◆ **WRITTEN PROBLEM**: Exactly reproduce each record listed below.

++++ EXTRACTED ENTRIES

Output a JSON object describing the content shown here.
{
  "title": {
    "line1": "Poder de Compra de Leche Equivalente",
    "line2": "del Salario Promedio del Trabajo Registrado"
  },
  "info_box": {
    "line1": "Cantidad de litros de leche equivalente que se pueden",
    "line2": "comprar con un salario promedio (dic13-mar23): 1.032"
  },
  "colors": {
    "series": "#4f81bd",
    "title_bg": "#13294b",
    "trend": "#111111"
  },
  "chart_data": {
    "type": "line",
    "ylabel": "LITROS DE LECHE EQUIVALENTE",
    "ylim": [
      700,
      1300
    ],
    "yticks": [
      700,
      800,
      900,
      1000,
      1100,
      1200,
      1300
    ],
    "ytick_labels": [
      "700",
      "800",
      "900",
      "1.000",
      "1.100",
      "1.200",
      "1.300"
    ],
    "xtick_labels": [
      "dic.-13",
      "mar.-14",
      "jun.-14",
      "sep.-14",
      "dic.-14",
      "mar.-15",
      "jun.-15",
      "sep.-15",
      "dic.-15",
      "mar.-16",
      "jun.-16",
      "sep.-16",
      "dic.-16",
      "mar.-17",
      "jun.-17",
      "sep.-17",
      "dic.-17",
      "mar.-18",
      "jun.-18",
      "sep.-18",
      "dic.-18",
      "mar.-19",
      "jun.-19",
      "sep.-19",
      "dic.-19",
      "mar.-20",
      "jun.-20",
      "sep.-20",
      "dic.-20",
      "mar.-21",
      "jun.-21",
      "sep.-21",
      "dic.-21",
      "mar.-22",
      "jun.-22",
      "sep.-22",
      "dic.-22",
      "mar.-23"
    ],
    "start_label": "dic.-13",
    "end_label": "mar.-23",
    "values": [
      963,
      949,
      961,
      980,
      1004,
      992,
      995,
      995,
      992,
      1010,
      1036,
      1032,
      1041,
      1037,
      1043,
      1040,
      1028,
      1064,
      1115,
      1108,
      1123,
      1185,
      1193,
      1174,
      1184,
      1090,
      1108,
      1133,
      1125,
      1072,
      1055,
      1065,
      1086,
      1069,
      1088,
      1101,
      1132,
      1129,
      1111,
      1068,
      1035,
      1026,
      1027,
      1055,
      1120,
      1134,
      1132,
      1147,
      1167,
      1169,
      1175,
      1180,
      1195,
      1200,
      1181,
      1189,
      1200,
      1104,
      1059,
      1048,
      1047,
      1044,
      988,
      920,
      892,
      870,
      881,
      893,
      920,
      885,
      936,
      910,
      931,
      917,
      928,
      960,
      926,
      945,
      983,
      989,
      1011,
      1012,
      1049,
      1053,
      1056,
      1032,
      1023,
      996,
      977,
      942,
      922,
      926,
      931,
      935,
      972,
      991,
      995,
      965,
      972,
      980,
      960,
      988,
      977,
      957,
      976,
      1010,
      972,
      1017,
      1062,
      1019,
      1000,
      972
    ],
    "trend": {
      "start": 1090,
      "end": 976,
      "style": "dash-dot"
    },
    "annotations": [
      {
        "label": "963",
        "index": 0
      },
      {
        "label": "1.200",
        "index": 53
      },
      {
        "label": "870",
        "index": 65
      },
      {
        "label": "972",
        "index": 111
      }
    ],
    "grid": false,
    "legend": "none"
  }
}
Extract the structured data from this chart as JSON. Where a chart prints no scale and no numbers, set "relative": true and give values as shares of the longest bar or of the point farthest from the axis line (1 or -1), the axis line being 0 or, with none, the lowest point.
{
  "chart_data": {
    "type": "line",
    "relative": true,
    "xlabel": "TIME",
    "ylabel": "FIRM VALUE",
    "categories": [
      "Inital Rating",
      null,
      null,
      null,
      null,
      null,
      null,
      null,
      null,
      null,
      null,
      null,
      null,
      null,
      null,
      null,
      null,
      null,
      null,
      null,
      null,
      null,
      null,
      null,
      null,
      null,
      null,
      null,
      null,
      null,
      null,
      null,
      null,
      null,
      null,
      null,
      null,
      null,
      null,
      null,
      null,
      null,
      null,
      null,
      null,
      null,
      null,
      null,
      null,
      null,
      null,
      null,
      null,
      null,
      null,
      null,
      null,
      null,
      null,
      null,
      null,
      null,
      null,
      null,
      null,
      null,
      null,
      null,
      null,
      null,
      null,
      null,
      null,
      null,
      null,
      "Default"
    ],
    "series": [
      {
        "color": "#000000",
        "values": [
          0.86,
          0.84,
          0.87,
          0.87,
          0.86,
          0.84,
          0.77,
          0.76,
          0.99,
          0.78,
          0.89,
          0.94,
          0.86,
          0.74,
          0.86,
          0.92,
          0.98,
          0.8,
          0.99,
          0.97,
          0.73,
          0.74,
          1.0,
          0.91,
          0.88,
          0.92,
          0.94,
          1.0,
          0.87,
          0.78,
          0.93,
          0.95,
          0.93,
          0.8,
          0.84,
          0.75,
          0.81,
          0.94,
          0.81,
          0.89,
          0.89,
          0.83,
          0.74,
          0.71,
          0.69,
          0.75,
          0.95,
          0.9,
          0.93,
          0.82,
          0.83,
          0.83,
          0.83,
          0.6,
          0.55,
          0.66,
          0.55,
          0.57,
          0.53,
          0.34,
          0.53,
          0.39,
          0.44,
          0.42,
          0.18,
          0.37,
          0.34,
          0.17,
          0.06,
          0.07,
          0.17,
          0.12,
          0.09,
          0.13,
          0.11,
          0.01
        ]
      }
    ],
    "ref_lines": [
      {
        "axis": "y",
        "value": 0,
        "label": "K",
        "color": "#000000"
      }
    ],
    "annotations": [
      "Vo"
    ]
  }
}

++++++++

◆ **COMPLETE OUTPUT**:
Output a JSON object describing the content shown here.
{
  "title": {
    "line1": "Poder de Compra de Leche Equivalente",
    "line2": "del Salario Promedio del Trabajo Registrado"
  },
  "info_box": {
    "line1": "Cantidad de litros de leche equivalente que se pueden",
    "line2": "comprar con un salario promedio (dic13-mar23): 1.032"
  },
  "colors": {
    "series": "#4f81bd",
    "title_bg": "#13294b",
    "trend": "#111111"
  },
  "chart_data": {
    "type": "line",
    "ylabel": "LITROS DE LECHE EQUIVALENTE",
    "ylim": [
      700,
      1300
    ],
    "yticks": [
      700,
      800,
      900,
      1000,
      1100,
      1200,
      1300
    ],
    "ytick_labels": [
      "700",
      "800",
      "900",
      "1.000",
      "1.100",
      "1.200",
      "1.300"
    ],
    "xtick_labels": [
      "dic.-13",
      "mar.-14",
      "jun.-14",
      "sep.-14",
      "dic.-14",
      "mar.-15",
      "jun.-15",
      "sep.-15",
      "dic.-15",
      "mar.-16",
      "jun.-16",
      "sep.-16",
      "dic.-16",
      "mar.-17",
      "jun.-17",
      "sep.-17",
      "dic.-17",
      "mar.-18",
      "jun.-18",
      "sep.-18",
      "dic.-18",
      "mar.-19",
      "jun.-19",
      "sep.-19",
      "dic.-19",
      "mar.-20",
      "jun.-20",
      "sep.-20",
      "dic.-20",
      "mar.-21",
      "jun.-21",
      "sep.-21",
      "dic.-21",
      "mar.-22",
      "jun.-22",
      "sep.-22",
      "dic.-22",
      "mar.-23"
    ],
    "start_label": "dic.-13",
    "end_label": "mar.-23",
    "values": [
      963,
      949,
      961,
      980,
      1004,
      992,
      995,
      995,
      992,
      1010,
      1036,
      1032,
      1041,
      1037,
      1043,
      1040,
      1028,
      1064,
      1115,
      1108,
      1123,
      1185,
      1193,
      1174,
      1184,
      1090,
      1108,
      1133,
      1125,
      1072,
      1055,
      1065,
      1086,
      1069,
      1088,
      1101,
      1132,
      1129,
      1111,
      1068,
      1035,
      1026,
      1027,
      1055,
      1120,
      1134,
      1132,
      1147,
      1167,
      1169,
      1175,
      1180,
      1195,
      1200,
      1181,
      1189,
      1200,
      1104,
      1059,
      1048,
      1047,
      1044,
      988,
      920,
      892,
      870,
      881,
      893,
      920,
      885,
      936,
      910,
      931,
      917,
      928,
      960,
      926,
      945,
      983,
      989,
      1011,
      1012,
      1049,
      1053,
      1056,
      1032,
      1023,
      996,
      977,
      942,
      922,
      926,
      931,
      935,
      972,
      991,
      995,
      965,
      972,
      980,
      960,
      988,
      977,
      957,
      976,
      1010,
      972,
      1017,
      1062,
      1019,
      1000,
      972
    ],
    "trend": {
      "start": 1090,
      "end": 976,
      "style": "dash-dot"
    },
    "annotations": [
      {
        "label": "963",
        "index": 0
      },
      {
        "label": "1.200",
        "index": 53
      },
      {
        "label": "870",
        "index": 65
      },
      {
        "label": "972",
        "index": 111
      }
    ],
    "grid": false,
    "legend": "none"
  }
}
Extract the structured data from this chart as JSON. Where a chart prints no scale and no numbers, set "relative": true and give values as shares of the longest bar or of the point farthest from the axis line (1 or -1), the axis line being 0 or, with none, the lowest point.
{
  "chart_data": {
    "type": "line",
    "relative": true,
    "xlabel": "TIME",
    "ylabel": "FIRM VALUE",
    "categories": [
      "Inital Rating",
      null,
      null,
      null,
      null,
      null,
      null,
      null,
      null,
      null,
      null,
      null,
      null,
      null,
      null,
      null,
      null,
      null,
      null,
      null,
      null,
      null,
      null,
      null,
      null,
      null,
      null,
      null,
      null,
      null,
      null,
      null,
      null,
      null,
      null,
      null,
      null,
      null,
      null,
      null,
      null,
      null,
      null,
      null,
      null,
      null,
      null,
      null,
      null,
      null,
      null,
      null,
      null,
      null,
      null,
      null,
      null,
      null,
      null,
      null,
      null,
      null,
      null,
      null,
      null,
      null,
      null,
      null,
      null,
      null,
      null,
      null,
      null,
      null,
      null,
      "Default"
    ],
    "series": [
      {
        "color": "#000000",
        "values": [
          0.86,
          0.84,
          0.87,
          0.87,
          0.86,
          0.84,
          0.77,
          0.76,
          0.99,
          0.78,
          0.89,
          0.94,
          0.86,
          0.74,
          0.86,
          0.92,
          0.98,
          0.8,
          0.99,
          0.97,
          0.73,
          0.74,
          1.0,
          0.91,
          0.88,
          0.92,
          0.94,
          1.0,
          0.87,
          0.78,
          0.93,
          0.95,
          0.93,
          0.8,
          0.84,
          0.75,
          0.81,
          0.94,
          0.81,
          0.89,
          0.89,
          0.83,
          0.74,
          0.71,
          0.69,
          0.75,
          0.95,
          0.9,
          0.93,
          0.82,
          0.83,
          0.83,
          0.83,
          0.6,
          0.55,
          0.66,
          0.55,
          0.57,
          0.53,
          0.34,
          0.53,
          0.39,
          0.44,
          0.42,
          0.18,
          0.37,
          0.34,
          0.17,
          0.06,
          0.07,
          0.17,
          0.12,
          0.09,
          0.13,
          0.11,
          0.01
        ]
      }
    ],
    "ref_lines": [
      {
        "axis": "y",
        "value": 0,
        "label": "K",
        "color": "#000000"
      }
    ],
    "annotations": [
      "Vo"
    ]
  }
}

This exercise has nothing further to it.